Wherever "been" appears in a line, list that line.

(Data records)
########

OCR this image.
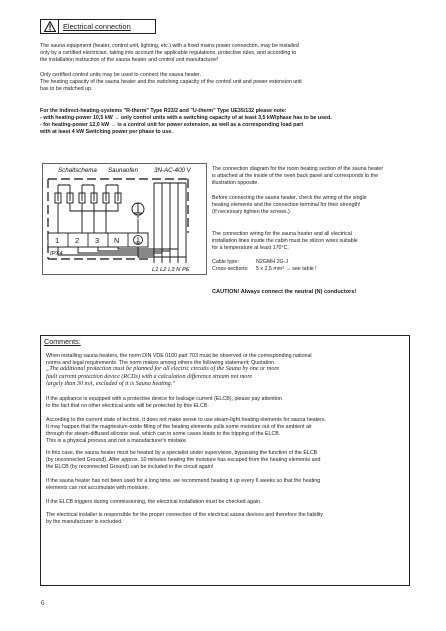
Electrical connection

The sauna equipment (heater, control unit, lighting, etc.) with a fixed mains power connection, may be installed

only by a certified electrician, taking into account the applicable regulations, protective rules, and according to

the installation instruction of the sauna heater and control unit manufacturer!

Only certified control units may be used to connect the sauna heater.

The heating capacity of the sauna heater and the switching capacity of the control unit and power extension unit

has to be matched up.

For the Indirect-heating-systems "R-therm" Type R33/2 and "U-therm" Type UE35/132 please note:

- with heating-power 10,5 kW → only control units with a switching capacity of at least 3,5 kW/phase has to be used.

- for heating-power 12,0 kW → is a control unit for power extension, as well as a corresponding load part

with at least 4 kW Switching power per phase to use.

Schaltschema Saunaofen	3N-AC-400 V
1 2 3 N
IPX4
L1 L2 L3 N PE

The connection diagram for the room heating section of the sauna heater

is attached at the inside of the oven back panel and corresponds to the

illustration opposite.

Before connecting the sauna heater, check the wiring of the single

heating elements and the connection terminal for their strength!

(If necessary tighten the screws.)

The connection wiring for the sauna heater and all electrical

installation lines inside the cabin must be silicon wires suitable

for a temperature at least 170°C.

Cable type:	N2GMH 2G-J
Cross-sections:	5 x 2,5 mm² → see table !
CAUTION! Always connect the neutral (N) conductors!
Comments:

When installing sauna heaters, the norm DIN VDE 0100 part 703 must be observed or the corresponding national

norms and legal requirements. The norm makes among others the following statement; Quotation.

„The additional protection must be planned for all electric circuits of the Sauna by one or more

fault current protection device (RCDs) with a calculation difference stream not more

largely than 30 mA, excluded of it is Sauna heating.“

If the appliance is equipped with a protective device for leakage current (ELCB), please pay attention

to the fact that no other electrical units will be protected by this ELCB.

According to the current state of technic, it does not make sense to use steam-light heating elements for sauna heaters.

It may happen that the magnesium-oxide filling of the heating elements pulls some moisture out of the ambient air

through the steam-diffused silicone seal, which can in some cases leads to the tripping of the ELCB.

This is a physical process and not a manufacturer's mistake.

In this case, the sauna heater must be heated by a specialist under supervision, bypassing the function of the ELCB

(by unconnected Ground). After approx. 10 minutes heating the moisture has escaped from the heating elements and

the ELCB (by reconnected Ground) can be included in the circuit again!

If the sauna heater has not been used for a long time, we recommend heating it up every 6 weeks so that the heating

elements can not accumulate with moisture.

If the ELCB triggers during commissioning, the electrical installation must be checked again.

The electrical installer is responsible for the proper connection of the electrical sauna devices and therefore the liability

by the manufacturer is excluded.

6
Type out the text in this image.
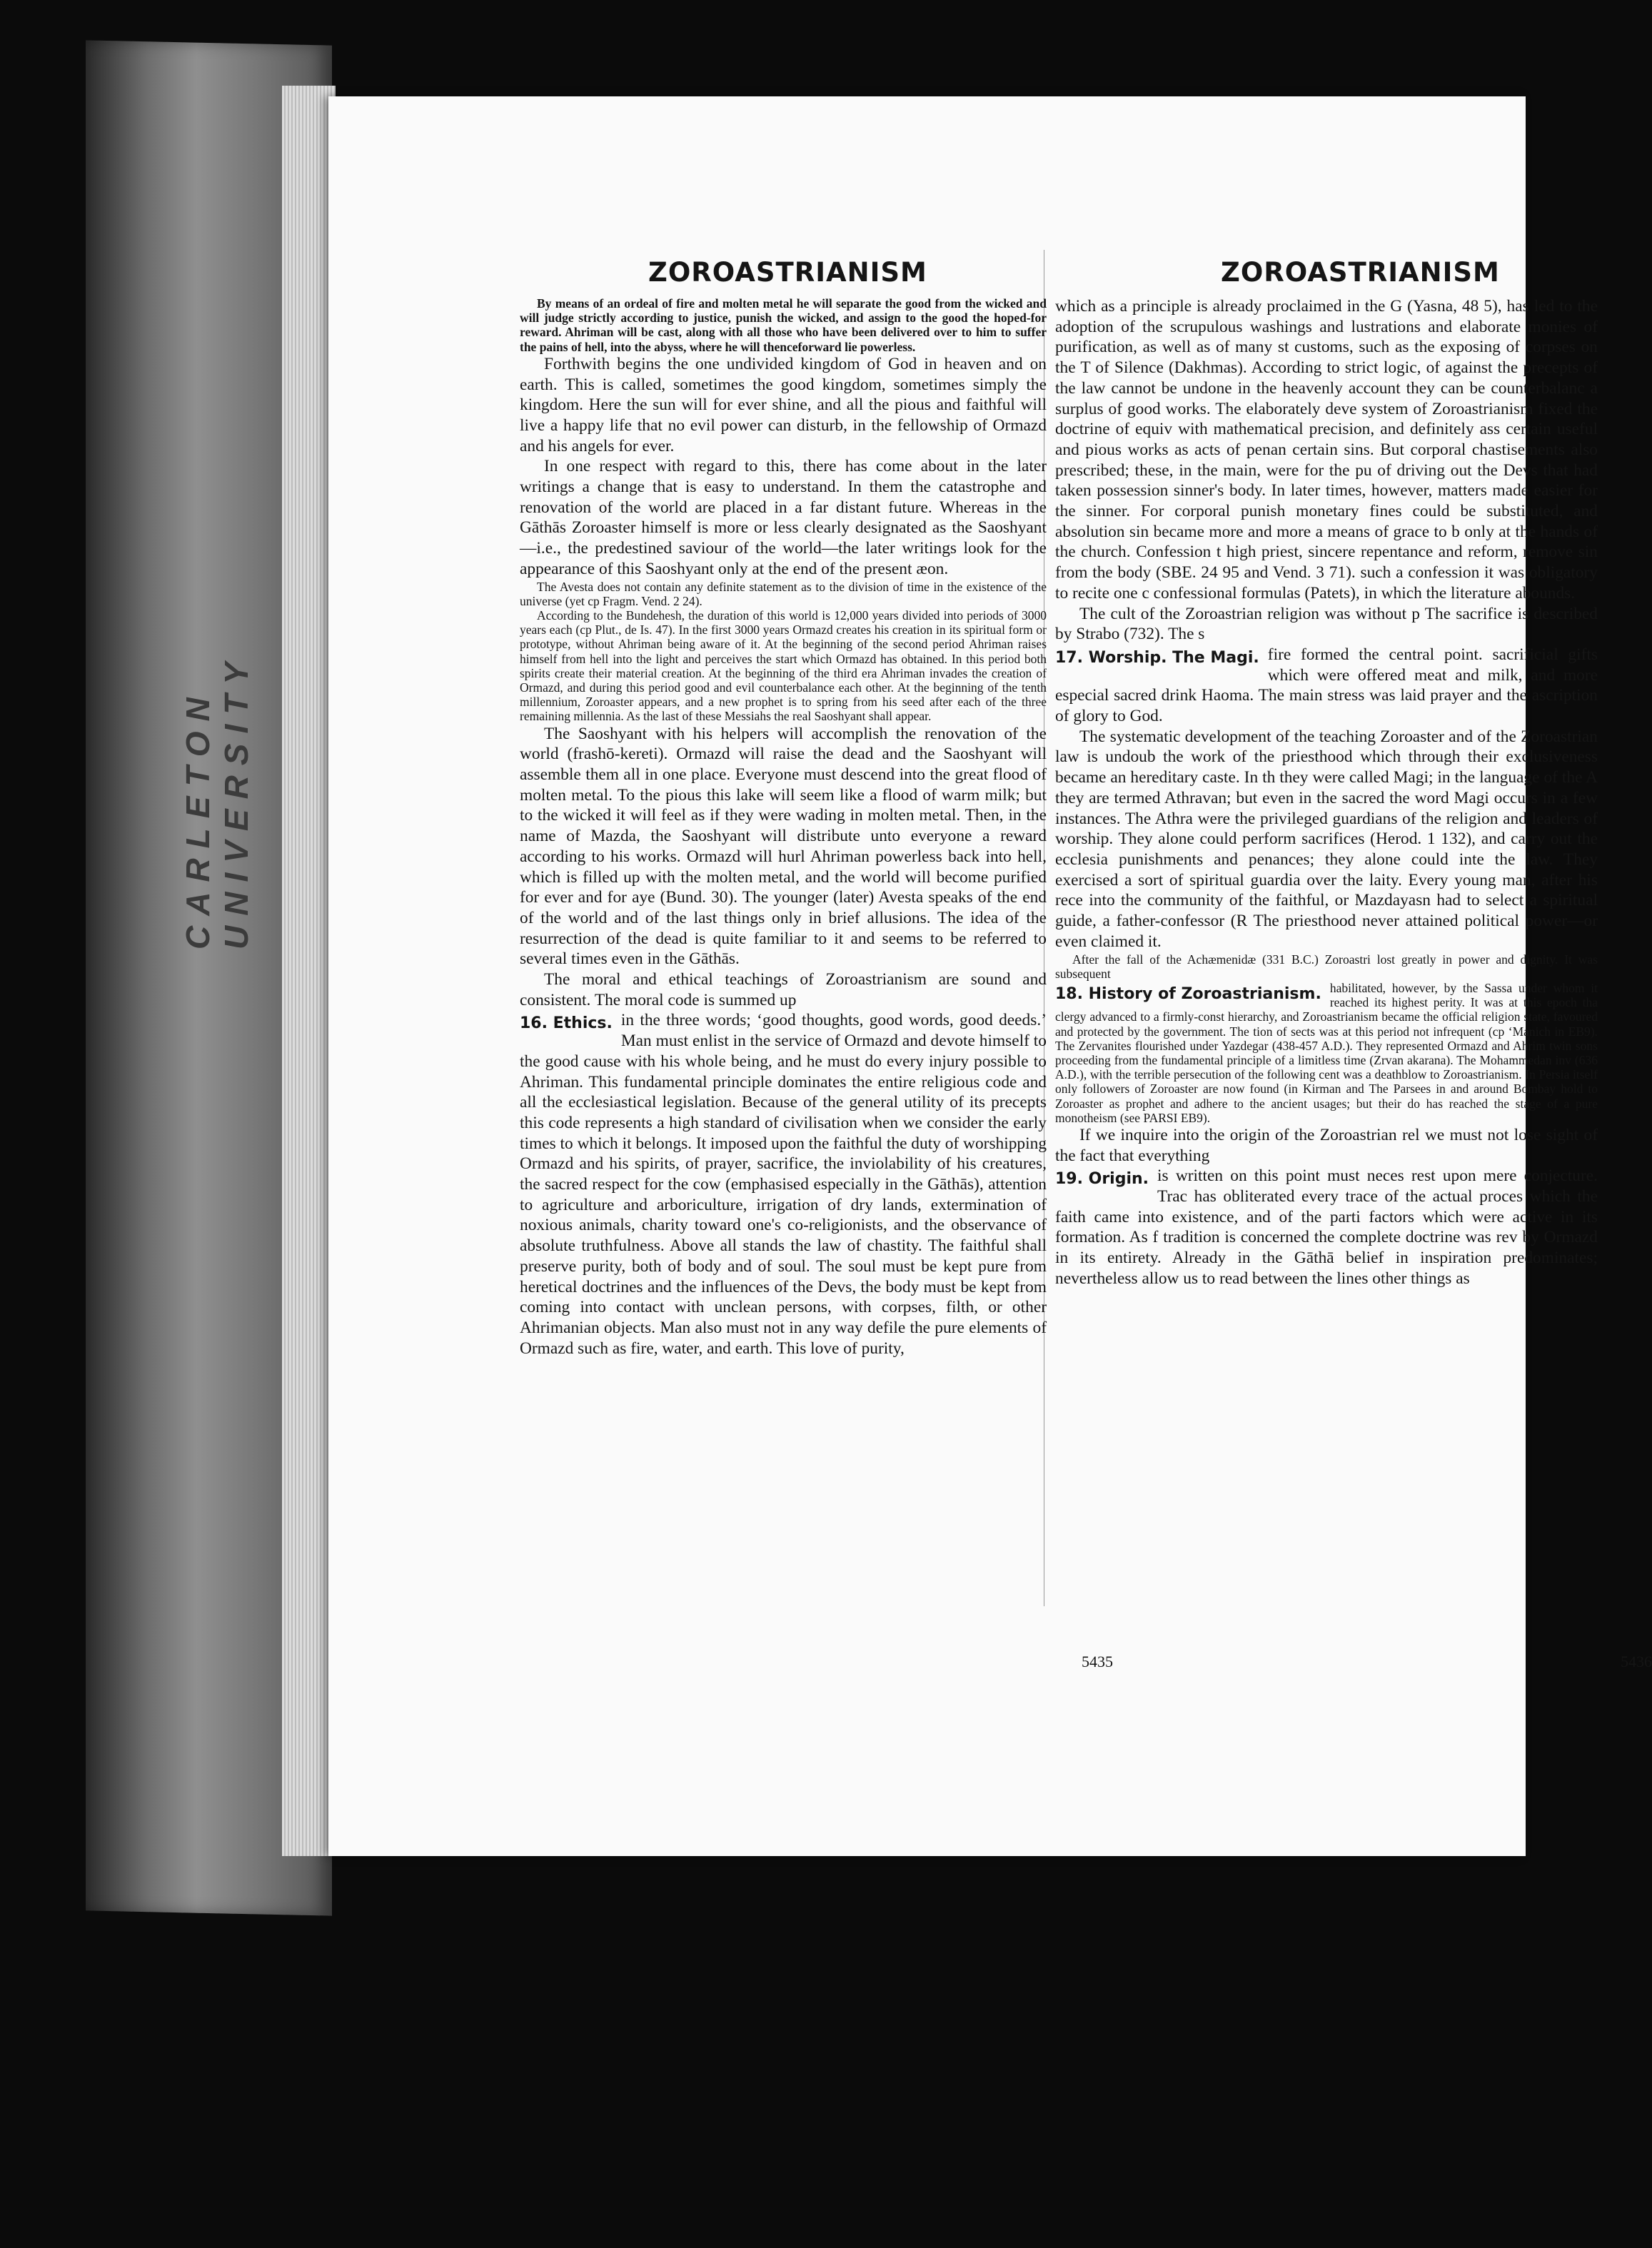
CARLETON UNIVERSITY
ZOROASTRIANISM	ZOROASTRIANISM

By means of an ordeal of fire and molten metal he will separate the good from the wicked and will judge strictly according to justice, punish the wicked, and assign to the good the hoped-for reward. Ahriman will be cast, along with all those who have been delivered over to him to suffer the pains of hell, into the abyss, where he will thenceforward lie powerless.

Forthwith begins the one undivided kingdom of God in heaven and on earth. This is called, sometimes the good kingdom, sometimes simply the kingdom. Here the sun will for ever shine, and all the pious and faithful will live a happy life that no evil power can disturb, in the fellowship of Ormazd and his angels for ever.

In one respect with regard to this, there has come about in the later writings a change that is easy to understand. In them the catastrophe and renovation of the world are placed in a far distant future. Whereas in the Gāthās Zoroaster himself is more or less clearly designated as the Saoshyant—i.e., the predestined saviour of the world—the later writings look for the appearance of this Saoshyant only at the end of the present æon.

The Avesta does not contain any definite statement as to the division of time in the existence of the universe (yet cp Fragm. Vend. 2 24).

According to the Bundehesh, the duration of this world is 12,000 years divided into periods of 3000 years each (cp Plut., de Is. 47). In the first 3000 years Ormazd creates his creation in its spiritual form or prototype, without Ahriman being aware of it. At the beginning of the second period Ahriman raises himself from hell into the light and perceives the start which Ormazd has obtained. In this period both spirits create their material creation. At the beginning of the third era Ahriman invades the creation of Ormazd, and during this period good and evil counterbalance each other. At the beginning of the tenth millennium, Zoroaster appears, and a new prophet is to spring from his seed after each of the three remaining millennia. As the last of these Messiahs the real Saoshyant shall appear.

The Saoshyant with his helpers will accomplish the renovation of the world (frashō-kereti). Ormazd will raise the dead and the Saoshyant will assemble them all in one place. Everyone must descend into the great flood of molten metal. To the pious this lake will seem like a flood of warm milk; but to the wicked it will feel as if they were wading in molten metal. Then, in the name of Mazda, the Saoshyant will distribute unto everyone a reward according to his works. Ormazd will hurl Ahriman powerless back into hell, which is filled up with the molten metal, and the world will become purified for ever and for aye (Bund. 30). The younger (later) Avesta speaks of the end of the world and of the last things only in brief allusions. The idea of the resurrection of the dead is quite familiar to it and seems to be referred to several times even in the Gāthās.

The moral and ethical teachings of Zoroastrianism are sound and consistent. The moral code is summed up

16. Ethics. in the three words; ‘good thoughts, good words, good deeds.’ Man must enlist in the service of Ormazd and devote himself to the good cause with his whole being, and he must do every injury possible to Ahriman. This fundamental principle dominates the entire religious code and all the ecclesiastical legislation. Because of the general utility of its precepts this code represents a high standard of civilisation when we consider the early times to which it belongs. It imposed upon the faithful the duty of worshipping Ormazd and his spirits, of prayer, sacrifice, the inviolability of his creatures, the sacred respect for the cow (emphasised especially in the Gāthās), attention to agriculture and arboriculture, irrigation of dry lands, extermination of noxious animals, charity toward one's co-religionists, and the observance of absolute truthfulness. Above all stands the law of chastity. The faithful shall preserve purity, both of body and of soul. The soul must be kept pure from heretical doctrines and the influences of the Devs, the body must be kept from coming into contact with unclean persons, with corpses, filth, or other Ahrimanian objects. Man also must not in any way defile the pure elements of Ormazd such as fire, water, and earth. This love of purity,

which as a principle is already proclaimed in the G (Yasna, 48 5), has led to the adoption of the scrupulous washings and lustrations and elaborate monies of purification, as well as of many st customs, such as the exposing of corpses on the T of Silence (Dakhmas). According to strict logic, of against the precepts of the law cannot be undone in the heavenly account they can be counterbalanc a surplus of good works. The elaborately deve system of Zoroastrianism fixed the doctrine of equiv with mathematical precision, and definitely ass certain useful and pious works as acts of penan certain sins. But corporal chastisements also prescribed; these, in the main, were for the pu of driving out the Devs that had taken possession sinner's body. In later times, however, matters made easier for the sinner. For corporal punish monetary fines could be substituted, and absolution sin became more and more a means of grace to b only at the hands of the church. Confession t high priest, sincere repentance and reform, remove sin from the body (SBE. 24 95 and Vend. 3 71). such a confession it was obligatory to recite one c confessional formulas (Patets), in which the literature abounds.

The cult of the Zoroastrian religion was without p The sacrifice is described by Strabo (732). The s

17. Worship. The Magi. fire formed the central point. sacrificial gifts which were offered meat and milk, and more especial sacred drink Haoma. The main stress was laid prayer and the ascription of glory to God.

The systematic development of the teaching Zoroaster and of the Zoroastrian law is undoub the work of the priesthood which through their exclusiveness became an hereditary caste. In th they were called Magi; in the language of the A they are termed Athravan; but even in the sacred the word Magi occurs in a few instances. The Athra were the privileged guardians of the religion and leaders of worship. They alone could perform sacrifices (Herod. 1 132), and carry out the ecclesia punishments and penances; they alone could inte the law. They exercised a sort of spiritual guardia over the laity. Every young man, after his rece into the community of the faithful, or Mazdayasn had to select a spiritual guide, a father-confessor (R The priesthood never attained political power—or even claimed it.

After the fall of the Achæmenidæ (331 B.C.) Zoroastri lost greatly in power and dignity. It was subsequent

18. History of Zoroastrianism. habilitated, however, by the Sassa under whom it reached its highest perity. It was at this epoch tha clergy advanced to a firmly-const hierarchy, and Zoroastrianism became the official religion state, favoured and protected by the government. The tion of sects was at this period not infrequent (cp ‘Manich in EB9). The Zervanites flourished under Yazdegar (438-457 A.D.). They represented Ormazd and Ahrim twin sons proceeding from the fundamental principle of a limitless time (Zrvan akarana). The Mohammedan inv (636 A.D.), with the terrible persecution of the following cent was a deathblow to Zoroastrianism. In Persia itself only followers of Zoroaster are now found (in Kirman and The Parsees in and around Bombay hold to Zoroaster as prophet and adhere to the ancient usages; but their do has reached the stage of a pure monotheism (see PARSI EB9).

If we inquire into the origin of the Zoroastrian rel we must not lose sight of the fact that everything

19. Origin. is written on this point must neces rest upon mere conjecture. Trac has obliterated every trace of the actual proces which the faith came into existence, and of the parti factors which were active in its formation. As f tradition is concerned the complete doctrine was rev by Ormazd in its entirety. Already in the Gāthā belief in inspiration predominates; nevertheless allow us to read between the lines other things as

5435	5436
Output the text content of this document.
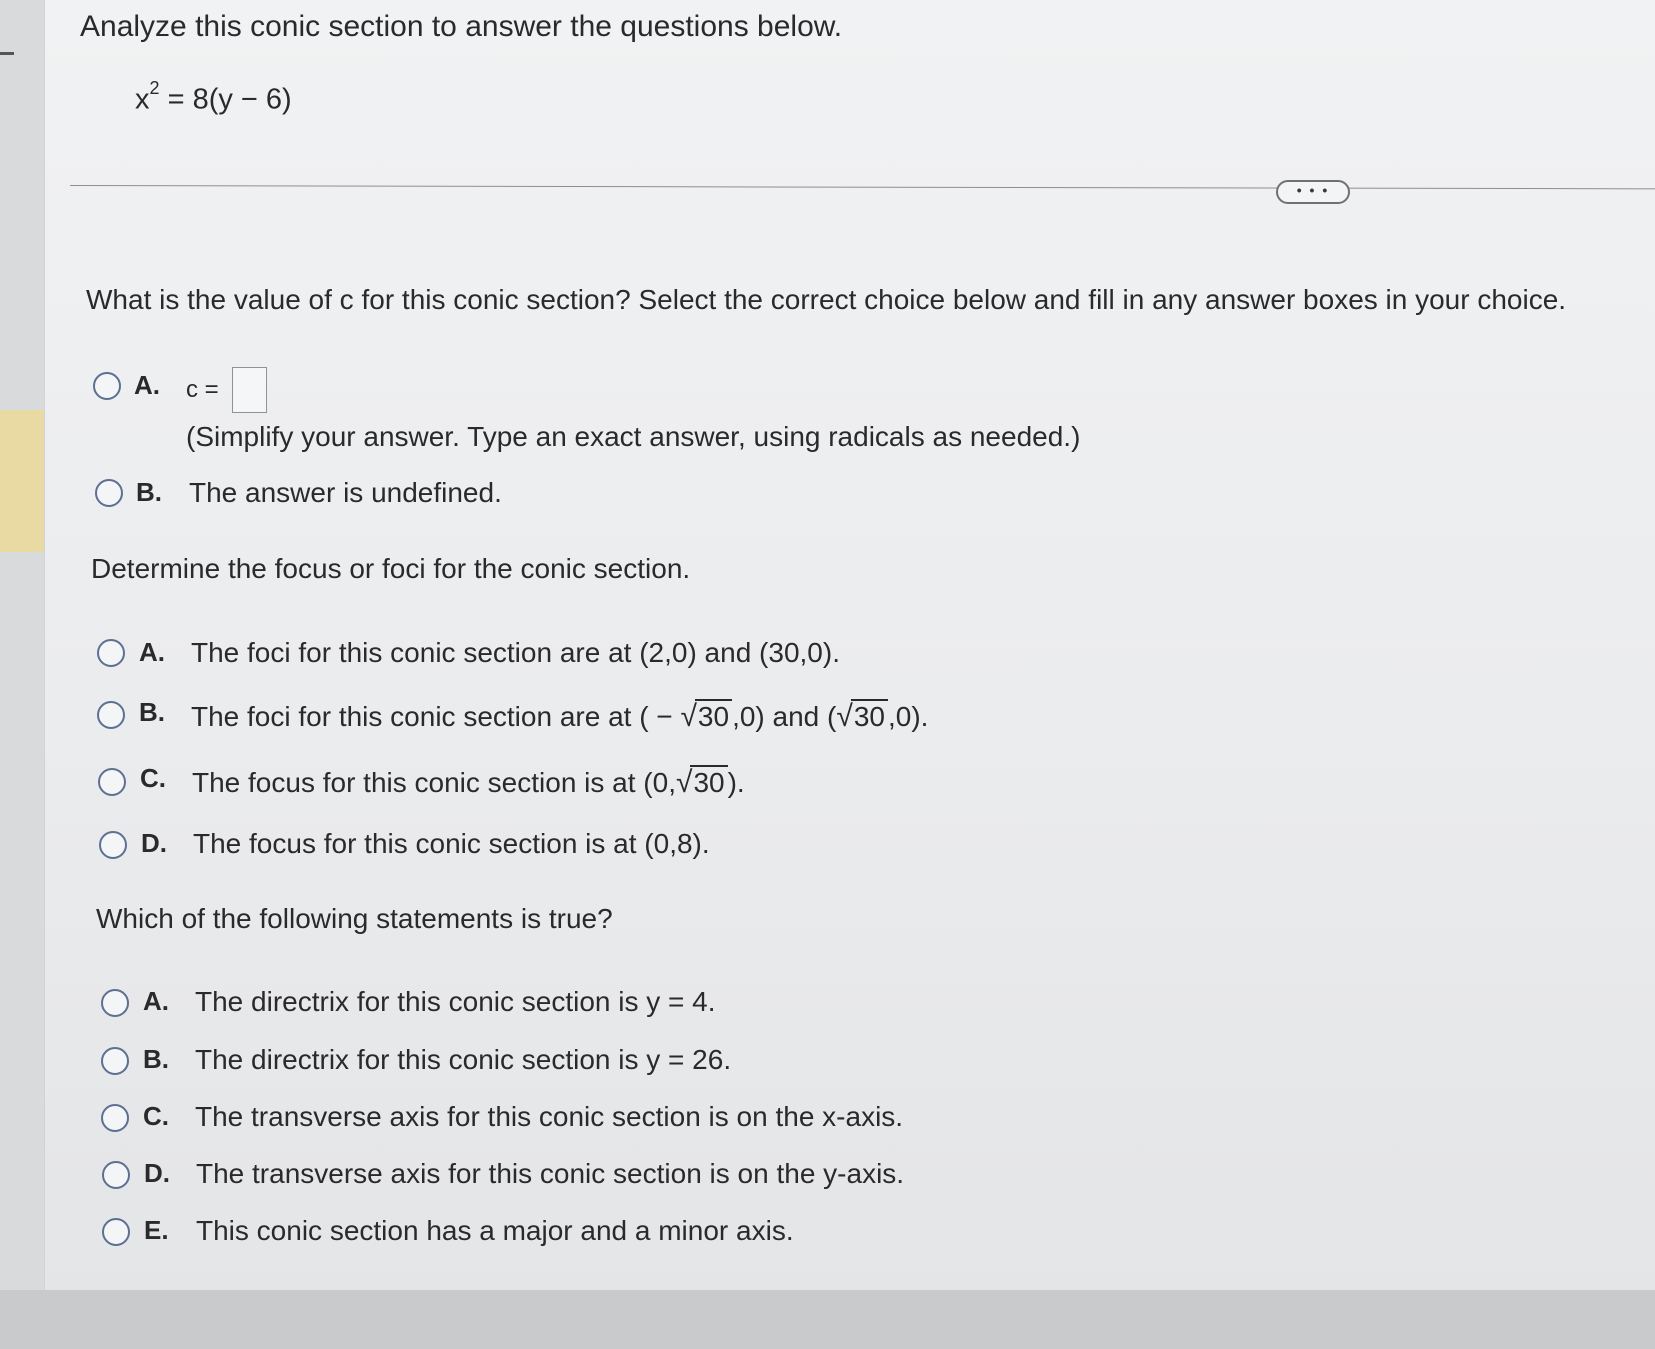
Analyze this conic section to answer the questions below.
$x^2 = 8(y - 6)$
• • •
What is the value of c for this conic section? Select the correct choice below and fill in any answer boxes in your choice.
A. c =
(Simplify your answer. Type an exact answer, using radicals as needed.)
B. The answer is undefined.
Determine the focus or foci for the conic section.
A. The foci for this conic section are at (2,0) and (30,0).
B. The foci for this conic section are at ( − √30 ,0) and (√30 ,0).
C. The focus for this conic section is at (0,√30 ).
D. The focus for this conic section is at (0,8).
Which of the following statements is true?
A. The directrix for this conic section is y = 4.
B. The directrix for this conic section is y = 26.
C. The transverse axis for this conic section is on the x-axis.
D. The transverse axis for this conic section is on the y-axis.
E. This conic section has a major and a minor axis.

########

# Result of the task:
If the sauna heater has not been used for a long time, we recommend heating it up every 6 weeks so that the heating
By means of an ordeal of fire and molten metal he will separate the good from the wicked and will judge strictly according to justice, punish the wicked, and assign to the good the hoped-for reward. Ahriman will be cast, along with all those who have been delivered over to him to suffer the pains of hell, into the abyss, where he will thenceforward lie powerless.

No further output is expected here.